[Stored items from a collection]
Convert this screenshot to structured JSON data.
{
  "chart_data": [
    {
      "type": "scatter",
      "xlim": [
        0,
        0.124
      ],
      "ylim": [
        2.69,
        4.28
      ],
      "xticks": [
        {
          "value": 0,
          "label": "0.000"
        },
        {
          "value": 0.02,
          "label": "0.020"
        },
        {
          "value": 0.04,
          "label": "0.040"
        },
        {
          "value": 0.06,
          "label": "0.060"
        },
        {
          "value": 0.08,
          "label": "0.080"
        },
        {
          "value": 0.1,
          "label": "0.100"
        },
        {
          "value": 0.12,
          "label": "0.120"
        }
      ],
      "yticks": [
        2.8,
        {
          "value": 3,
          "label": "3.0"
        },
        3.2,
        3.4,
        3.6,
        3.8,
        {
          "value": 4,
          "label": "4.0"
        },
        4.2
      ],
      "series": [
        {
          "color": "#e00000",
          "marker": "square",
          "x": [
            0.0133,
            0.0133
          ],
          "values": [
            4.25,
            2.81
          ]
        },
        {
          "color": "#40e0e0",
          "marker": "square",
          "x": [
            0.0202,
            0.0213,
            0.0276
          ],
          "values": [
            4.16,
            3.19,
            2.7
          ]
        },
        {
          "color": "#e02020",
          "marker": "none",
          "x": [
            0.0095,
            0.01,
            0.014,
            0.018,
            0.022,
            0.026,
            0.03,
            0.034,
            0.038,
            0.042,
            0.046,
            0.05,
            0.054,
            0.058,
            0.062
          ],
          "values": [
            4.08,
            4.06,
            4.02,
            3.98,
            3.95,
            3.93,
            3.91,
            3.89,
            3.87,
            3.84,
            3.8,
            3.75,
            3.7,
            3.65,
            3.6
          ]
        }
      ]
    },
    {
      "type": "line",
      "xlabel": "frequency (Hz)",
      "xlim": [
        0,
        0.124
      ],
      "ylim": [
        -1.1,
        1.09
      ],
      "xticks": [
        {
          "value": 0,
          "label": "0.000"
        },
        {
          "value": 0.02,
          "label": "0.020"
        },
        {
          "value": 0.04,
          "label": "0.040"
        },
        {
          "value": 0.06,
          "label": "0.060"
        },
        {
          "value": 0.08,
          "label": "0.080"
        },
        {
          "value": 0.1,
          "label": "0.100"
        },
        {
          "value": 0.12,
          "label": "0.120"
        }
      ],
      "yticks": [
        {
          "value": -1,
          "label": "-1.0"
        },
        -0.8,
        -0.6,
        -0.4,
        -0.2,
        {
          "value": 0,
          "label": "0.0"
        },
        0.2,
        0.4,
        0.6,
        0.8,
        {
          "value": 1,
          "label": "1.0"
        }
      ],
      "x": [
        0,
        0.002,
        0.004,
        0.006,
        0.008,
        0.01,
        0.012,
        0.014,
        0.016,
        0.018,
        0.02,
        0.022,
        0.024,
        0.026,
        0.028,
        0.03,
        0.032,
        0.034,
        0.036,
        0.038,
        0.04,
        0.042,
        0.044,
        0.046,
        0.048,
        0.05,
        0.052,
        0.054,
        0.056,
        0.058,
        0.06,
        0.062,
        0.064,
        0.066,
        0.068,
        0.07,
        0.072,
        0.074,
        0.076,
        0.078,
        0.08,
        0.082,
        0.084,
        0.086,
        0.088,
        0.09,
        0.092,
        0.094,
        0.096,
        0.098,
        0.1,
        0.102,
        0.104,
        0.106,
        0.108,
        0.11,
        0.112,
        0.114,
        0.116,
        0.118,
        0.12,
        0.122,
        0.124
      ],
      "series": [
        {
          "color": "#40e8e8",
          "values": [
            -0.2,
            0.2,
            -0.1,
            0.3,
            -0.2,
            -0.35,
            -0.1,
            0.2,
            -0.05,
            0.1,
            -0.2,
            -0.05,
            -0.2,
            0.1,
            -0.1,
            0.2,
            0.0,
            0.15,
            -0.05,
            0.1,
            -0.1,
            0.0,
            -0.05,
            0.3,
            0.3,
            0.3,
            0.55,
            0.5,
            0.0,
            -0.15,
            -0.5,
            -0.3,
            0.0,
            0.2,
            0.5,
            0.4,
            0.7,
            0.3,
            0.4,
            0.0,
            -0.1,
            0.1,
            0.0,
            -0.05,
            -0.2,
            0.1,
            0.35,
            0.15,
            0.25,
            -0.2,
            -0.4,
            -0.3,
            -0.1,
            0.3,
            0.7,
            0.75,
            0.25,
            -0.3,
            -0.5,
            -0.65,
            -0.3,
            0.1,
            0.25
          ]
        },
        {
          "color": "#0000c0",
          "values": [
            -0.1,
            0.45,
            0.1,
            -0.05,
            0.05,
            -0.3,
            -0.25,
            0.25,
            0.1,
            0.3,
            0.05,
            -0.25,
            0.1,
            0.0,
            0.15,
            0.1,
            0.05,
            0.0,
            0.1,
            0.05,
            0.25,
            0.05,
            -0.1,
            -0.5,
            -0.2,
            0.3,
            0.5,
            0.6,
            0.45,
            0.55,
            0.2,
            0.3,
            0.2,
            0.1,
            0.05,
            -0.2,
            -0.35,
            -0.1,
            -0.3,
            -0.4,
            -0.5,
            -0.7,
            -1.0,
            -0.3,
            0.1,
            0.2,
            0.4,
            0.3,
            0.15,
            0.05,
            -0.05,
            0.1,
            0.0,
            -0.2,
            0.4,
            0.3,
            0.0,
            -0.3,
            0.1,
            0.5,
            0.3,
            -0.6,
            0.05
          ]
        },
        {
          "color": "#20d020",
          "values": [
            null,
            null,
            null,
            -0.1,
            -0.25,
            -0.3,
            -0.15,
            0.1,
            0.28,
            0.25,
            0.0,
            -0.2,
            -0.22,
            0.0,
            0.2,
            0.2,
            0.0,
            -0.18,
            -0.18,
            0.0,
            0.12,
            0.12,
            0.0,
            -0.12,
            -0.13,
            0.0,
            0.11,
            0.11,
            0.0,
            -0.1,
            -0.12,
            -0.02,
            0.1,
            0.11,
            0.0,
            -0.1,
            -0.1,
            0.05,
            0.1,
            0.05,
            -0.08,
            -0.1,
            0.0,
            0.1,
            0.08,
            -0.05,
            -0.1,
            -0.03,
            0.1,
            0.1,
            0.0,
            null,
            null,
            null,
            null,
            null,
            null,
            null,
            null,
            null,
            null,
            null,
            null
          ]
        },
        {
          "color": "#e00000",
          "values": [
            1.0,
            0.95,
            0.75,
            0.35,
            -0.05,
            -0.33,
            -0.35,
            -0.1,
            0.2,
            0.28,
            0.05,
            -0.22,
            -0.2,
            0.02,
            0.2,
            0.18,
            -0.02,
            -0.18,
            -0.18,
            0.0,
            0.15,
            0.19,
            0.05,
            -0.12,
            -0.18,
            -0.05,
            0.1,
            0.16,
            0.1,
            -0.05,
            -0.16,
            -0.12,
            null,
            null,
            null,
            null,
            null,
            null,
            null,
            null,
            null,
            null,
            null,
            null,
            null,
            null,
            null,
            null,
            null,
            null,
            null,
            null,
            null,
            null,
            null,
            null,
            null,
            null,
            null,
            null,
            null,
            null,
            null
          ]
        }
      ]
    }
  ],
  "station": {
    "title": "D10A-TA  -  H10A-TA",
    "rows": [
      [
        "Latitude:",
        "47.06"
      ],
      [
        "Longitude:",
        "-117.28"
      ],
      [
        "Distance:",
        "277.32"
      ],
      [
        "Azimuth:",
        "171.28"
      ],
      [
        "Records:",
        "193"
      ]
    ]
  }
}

• _Request_: Print out all the entries precisely as written.

• _Full response_:
Convert this screenshot to structured JSON data.
{
  "chart_data": [
    {
      "type": "scatter",
      "xlim": [
        0,
        0.124
      ],
      "ylim": [
        2.69,
        4.28
      ],
      "xticks": [
        {
          "value": 0,
          "label": "0.000"
        },
        {
          "value": 0.02,
          "label": "0.020"
        },
        {
          "value": 0.04,
          "label": "0.040"
        },
        {
          "value": 0.06,
          "label": "0.060"
        },
        {
          "value": 0.08,
          "label": "0.080"
        },
        {
          "value": 0.1,
          "label": "0.100"
        },
        {
          "value": 0.12,
          "label": "0.120"
        }
      ],
      "yticks": [
        2.8,
        {
          "value": 3,
          "label": "3.0"
        },
        3.2,
        3.4,
        3.6,
        3.8,
        {
          "value": 4,
          "label": "4.0"
        },
        4.2
      ],
      "series": [
        {
          "color": "#e00000",
          "marker": "square",
          "x": [
            0.0133,
            0.0133
          ],
          "values": [
            4.25,
            2.81
          ]
        },
        {
          "color": "#40e0e0",
          "marker": "square",
          "x": [
            0.0202,
            0.0213,
            0.0276
          ],
          "values": [
            4.16,
            3.19,
            2.7
          ]
        },
        {
          "color": "#e02020",
          "marker": "none",
          "x": [
            0.0095,
            0.01,
            0.014,
            0.018,
            0.022,
            0.026,
            0.03,
            0.034,
            0.038,
            0.042,
            0.046,
            0.05,
            0.054,
            0.058,
            0.062
          ],
          "values": [
            4.08,
            4.06,
            4.02,
            3.98,
            3.95,
            3.93,
            3.91,
            3.89,
            3.87,
            3.84,
            3.8,
            3.75,
            3.7,
            3.65,
            3.6
          ]
        }
      ]
    },
    {
      "type": "line",
      "xlabel": "frequency (Hz)",
      "xlim": [
        0,
        0.124
      ],
      "ylim": [
        -1.1,
        1.09
      ],
      "xticks": [
        {
          "value": 0,
          "label": "0.000"
        },
        {
          "value": 0.02,
          "label": "0.020"
        },
        {
          "value": 0.04,
          "label": "0.040"
        },
        {
          "value": 0.06,
          "label": "0.060"
        },
        {
          "value": 0.08,
          "label": "0.080"
        },
        {
          "value": 0.1,
          "label": "0.100"
        },
        {
          "value": 0.12,
          "label": "0.120"
        }
      ],
      "yticks": [
        {
          "value": -1,
          "label": "-1.0"
        },
        -0.8,
        -0.6,
        -0.4,
        -0.2,
        {
          "value": 0,
          "label": "0.0"
        },
        0.2,
        0.4,
        0.6,
        0.8,
        {
          "value": 1,
          "label": "1.0"
        }
      ],
      "x": [
        0,
        0.002,
        0.004,
        0.006,
        0.008,
        0.01,
        0.012,
        0.014,
        0.016,
        0.018,
        0.02,
        0.022,
        0.024,
        0.026,
        0.028,
        0.03,
        0.032,
        0.034,
        0.036,
        0.038,
        0.04,
        0.042,
        0.044,
        0.046,
        0.048,
        0.05,
        0.052,
        0.054,
        0.056,
        0.058,
        0.06,
        0.062,
        0.064,
        0.066,
        0.068,
        0.07,
        0.072,
        0.074,
        0.076,
        0.078,
        0.08,
        0.082,
        0.084,
        0.086,
        0.088,
        0.09,
        0.092,
        0.094,
        0.096,
        0.098,
        0.1,
        0.102,
        0.104,
        0.106,
        0.108,
        0.11,
        0.112,
        0.114,
        0.116,
        0.118,
        0.12,
        0.122,
        0.124
      ],
      "series": [
        {
          "color": "#40e8e8",
          "values": [
            -0.2,
            0.2,
            -0.1,
            0.3,
            -0.2,
            -0.35,
            -0.1,
            0.2,
            -0.05,
            0.1,
            -0.2,
            -0.05,
            -0.2,
            0.1,
            -0.1,
            0.2,
            0.0,
            0.15,
            -0.05,
            0.1,
            -0.1,
            0.0,
            -0.05,
            0.3,
            0.3,
            0.3,
            0.55,
            0.5,
            0.0,
            -0.15,
            -0.5,
            -0.3,
            0.0,
            0.2,
            0.5,
            0.4,
            0.7,
            0.3,
            0.4,
            0.0,
            -0.1,
            0.1,
            0.0,
            -0.05,
            -0.2,
            0.1,
            0.35,
            0.15,
            0.25,
            -0.2,
            -0.4,
            -0.3,
            -0.1,
            0.3,
            0.7,
            0.75,
            0.25,
            -0.3,
            -0.5,
            -0.65,
            -0.3,
            0.1,
            0.25
          ]
        },
        {
          "color": "#0000c0",
          "values": [
            -0.1,
            0.45,
            0.1,
            -0.05,
            0.05,
            -0.3,
            -0.25,
            0.25,
            0.1,
            0.3,
            0.05,
            -0.25,
            0.1,
            0.0,
            0.15,
            0.1,
            0.05,
            0.0,
            0.1,
            0.05,
            0.25,
            0.05,
            -0.1,
            -0.5,
            -0.2,
            0.3,
            0.5,
            0.6,
            0.45,
            0.55,
            0.2,
            0.3,
            0.2,
            0.1,
            0.05,
            -0.2,
            -0.35,
            -0.1,
            -0.3,
            -0.4,
            -0.5,
            -0.7,
            -1.0,
            -0.3,
            0.1,
            0.2,
            0.4,
            0.3,
            0.15,
            0.05,
            -0.05,
            0.1,
            0.0,
            -0.2,
            0.4,
            0.3,
            0.0,
            -0.3,
            0.1,
            0.5,
            0.3,
            -0.6,
            0.05
          ]
        },
        {
          "color": "#20d020",
          "values": [
            null,
            null,
            null,
            -0.1,
            -0.25,
            -0.3,
            -0.15,
            0.1,
            0.28,
            0.25,
            0.0,
            -0.2,
            -0.22,
            0.0,
            0.2,
            0.2,
            0.0,
            -0.18,
            -0.18,
            0.0,
            0.12,
            0.12,
            0.0,
            -0.12,
            -0.13,
            0.0,
            0.11,
            0.11,
            0.0,
            -0.1,
            -0.12,
            -0.02,
            0.1,
            0.11,
            0.0,
            -0.1,
            -0.1,
            0.05,
            0.1,
            0.05,
            -0.08,
            -0.1,
            0.0,
            0.1,
            0.08,
            -0.05,
            -0.1,
            -0.03,
            0.1,
            0.1,
            0.0,
            null,
            null,
            null,
            null,
            null,
            null,
            null,
            null,
            null,
            null,
            null,
            null
          ]
        },
        {
          "color": "#e00000",
          "values": [
            1.0,
            0.95,
            0.75,
            0.35,
            -0.05,
            -0.33,
            -0.35,
            -0.1,
            0.2,
            0.28,
            0.05,
            -0.22,
            -0.2,
            0.02,
            0.2,
            0.18,
            -0.02,
            -0.18,
            -0.18,
            0.0,
            0.15,
            0.19,
            0.05,
            -0.12,
            -0.18,
            -0.05,
            0.1,
            0.16,
            0.1,
            -0.05,
            -0.16,
            -0.12,
            null,
            null,
            null,
            null,
            null,
            null,
            null,
            null,
            null,
            null,
            null,
            null,
            null,
            null,
            null,
            null,
            null,
            null,
            null,
            null,
            null,
            null,
            null,
            null,
            null,
            null,
            null,
            null,
            null,
            null,
            null
          ]
        }
      ]
    }
  ],
  "station": {
    "title": "D10A-TA  -  H10A-TA",
    "rows": [
      [
        "Latitude:",
        "47.06"
      ],
      [
        "Longitude:",
        "-117.28"
      ],
      [
        "Distance:",
        "277.32"
      ],
      [
        "Azimuth:",
        "171.28"
      ],
      [
        "Records:",
        "193"
      ]
    ]
  }
}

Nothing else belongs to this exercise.